▸ Available data

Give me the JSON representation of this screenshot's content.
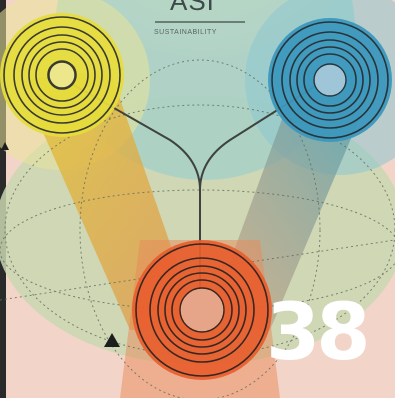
{
  "cover": {
    "logo_text": "ASI",
    "logo_subtitle": "SUSTAINABILITY",
    "page_number": "38"
  },
  "colors": {
    "yellow": "#d9d33a",
    "blue": "#2f8fb5",
    "orange": "#e55a2b",
    "background": "#f5d8cc",
    "number": "#ffffff"
  },
  "icons": [
    "triangle-marker-icon"
  ]
}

▸ Task goal
Without the pictures, output the full listing exactly as it stands.

▸ Output for this task
Give me the JSON representation of this screenshot's content.
{
  "cover": {
    "logo_text": "ASI",
    "logo_subtitle": "SUSTAINABILITY",
    "page_number": "38"
  },
  "colors": {
    "yellow": "#d9d33a",
    "blue": "#2f8fb5",
    "orange": "#e55a2b",
    "background": "#f5d8cc",
    "number": "#ffffff"
  },
  "icons": [
    "triangle-marker-icon"
  ]
}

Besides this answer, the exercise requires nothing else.